Dataset items
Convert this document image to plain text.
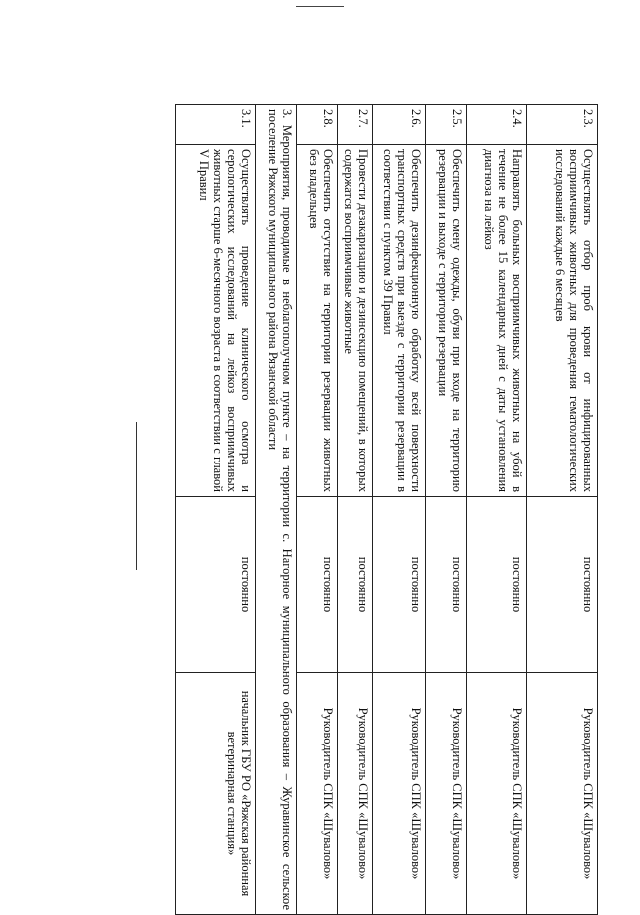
2.3.	Осуществлять отбор проб крови от инфицированных восприимчивых животных для проведения гематологических исследований каждые 6 месяцев	постоянно	Руководитель СПК «Шувалово»
2.4.	Направлять больных восприимчивых животных на убой в течение не более 15 календарных дней с даты установления диагноза на лейкоз	постоянно	Руководитель СПК «Шувалово»
2.5.	Обеспечить смену одежды, обуви при входе на территорию резервации и выходе с территории резервации	постоянно	Руководитель СПК «Шувалово»
2.6.	Обеспечить дезинфекционную обработку всей поверхности транспортных средств при выезде с территории резервации в соответствии с пунктом 39 Правил	постоянно	Руководитель СПК «Шувалово»
2.7.	Провести дезакаризацию и дезинсекцию помещений, в которых содержатся восприимчивые животные	постоянно	Руководитель СПК «Шувалово»
2.8.	Обеспечить отсутствие на территории резервации животных без владельцев	постоянно	Руководитель СПК «Шувалово»
3. Мероприятия, проводимые в неблагополучном пункте – на территории с. Нагорное муниципального образования – Журавинское сельское поселение Ряжского муниципального района Рязанской области			
3.1.	Осуществлять проведение клинического осмотра и серологических исследований на лейкоз восприимчивых животных старше 6-месячного возраста в соответствии с главой V Правил	постоянно	начальник ГБУ РО «Ряжская районная ветеринарная станция»
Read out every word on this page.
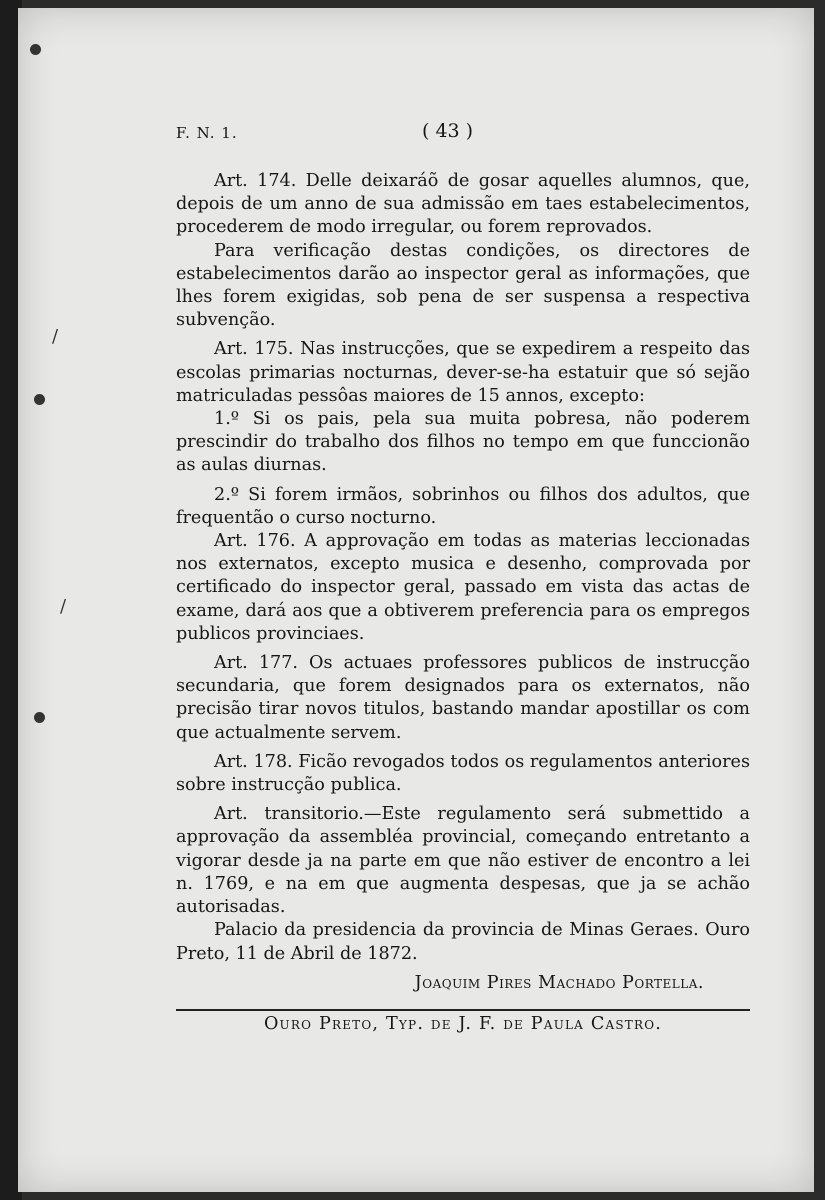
/
/
F. N. 1.	( 43 )

Art. 174. Delle deixaráõ de gosar aquelles alumnos, que, depois de um anno de sua admissão em taes estabelecimentos, procederem de modo irregular, ou forem reprovados.

Para verificação destas condições, os directores de estabelecimentos darão ao inspector geral as informações, que lhes forem exigidas, sob pena de ser suspensa a respectiva subvenção.

Art. 175. Nas instrucções, que se expedirem a respeito das escolas primarias nocturnas, dever-se-ha estatuir que só sejão matriculadas pessôas maiores de 15 annos, excepto:

1.º Si os pais, pela sua muita pobresa, não poderem prescindir do trabalho dos filhos no tempo em que funccionão as aulas diurnas.

2.º Si forem irmãos, sobrinhos ou filhos dos adultos, que frequentão o curso nocturno.

Art. 176. A approvação em todas as materias leccionadas nos externatos, excepto musica e desenho, comprovada por certificado do inspector geral, passado em vista das actas de exame, dará aos que a obtiverem preferencia para os empregos publicos provinciaes.

Art. 177. Os actuaes professores publicos de instrucção secundaria, que forem designados para os externatos, não precisão tirar novos titulos, bastando mandar apostillar os com que actualmente servem.

Art. 178. Ficão revogados todos os regulamentos anteriores sobre instrucção publica.

Art. transitorio.—Este regulamento será submettido a approvação da assembléa provincial, começando entretanto a vigorar desde ja na parte em que não estiver de encontro a lei n. 1769, e na em que augmenta despesas, que ja se achão autorisadas.

Palacio da presidencia da provincia de Minas Geraes. Ouro Preto, 11 de Abril de 1872.

Joaquim Pires Machado Portella.
Ouro Preto, Typ. de J. F. de Paula Castro.
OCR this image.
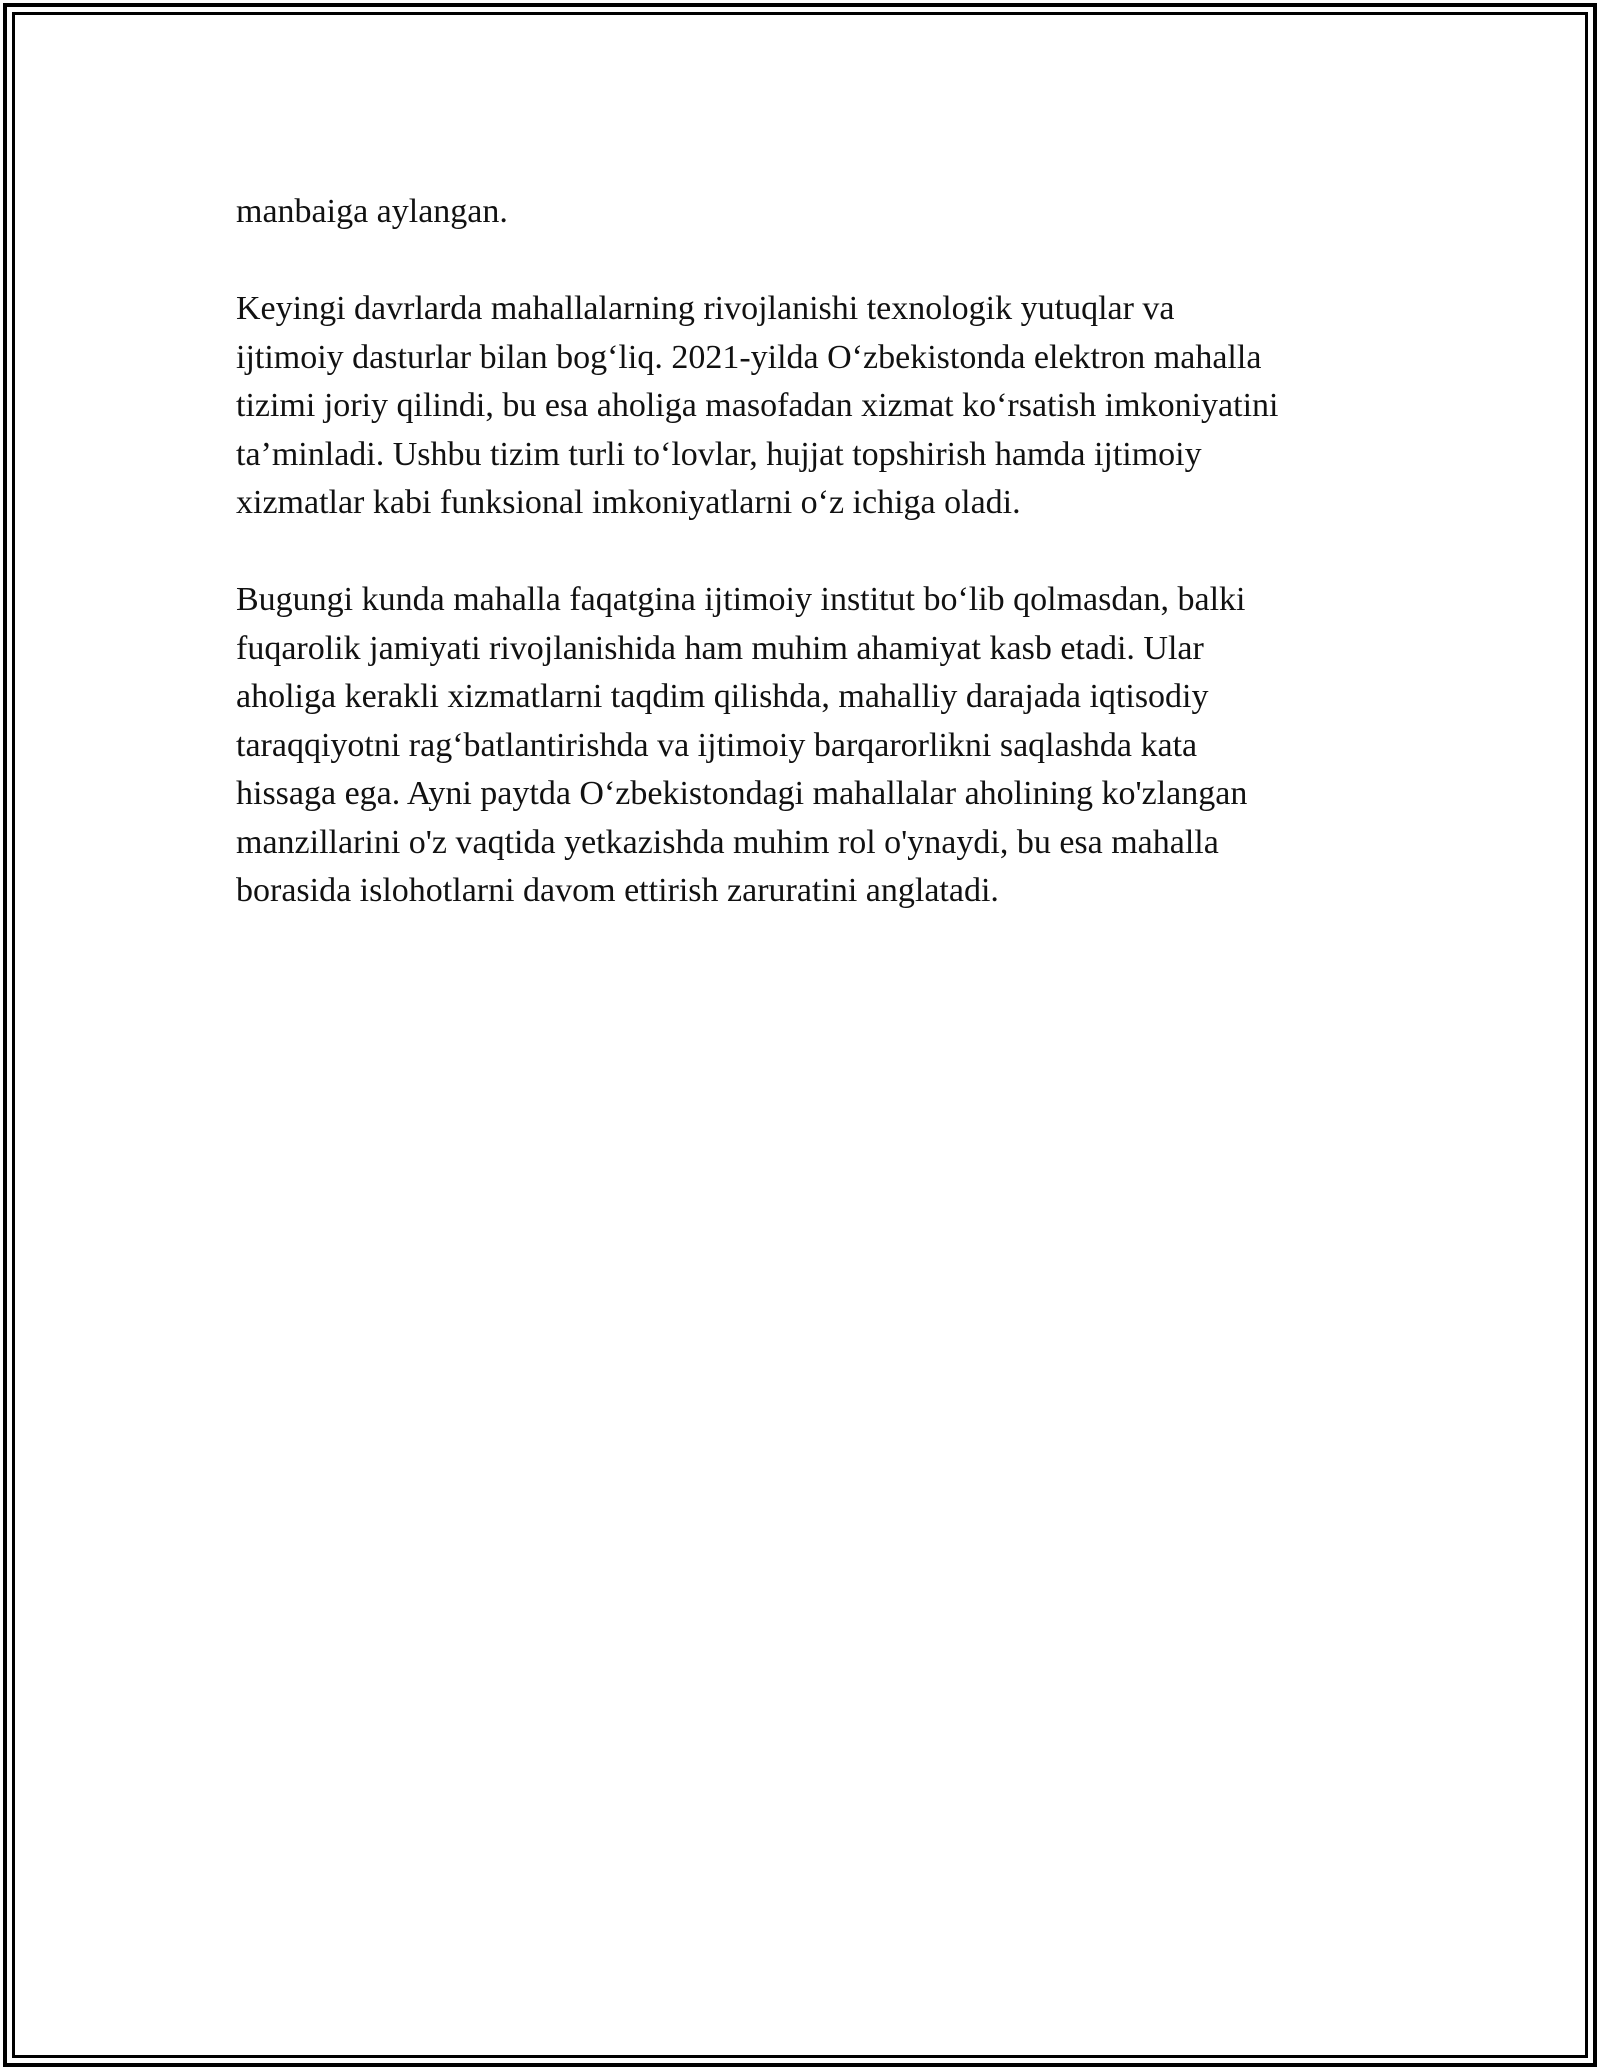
manbaiga aylangan.

Keyingi davrlarda mahallalarning rivojlanishi texnologik yutuqlar va
ijtimoiy dasturlar bilan bog‘liq. 2021-yilda O‘zbekistonda elektron mahalla
tizimi joriy qilindi, bu esa aholiga masofadan xizmat ko‘rsatish imkoniyatini
ta’minladi. Ushbu tizim turli to‘lovlar, hujjat topshirish hamda ijtimoiy
xizmatlar kabi funksional imkoniyatlarni o‘z ichiga oladi.

Bugungi kunda mahalla faqatgina ijtimoiy institut bo‘lib qolmasdan, balki
fuqarolik jamiyati rivojlanishida ham muhim ahamiyat kasb etadi. Ular
aholiga kerakli xizmatlarni taqdim qilishda, mahalliy darajada iqtisodiy
taraqqiyotni rag‘batlantirishda va ijtimoiy barqarorlikni saqlashda kata
hissaga ega. Ayni paytda O‘zbekistondagi mahallalar aholining ko'zlangan
manzillarini o'z vaqtida yetkazishda muhim rol o'ynaydi, bu esa mahalla
borasida islohotlarni davom ettirish zaruratini anglatadi.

Written exercise
Across the entries above, how many lines contain "ijtimoiy"? Provide only the count.

Finished answer
4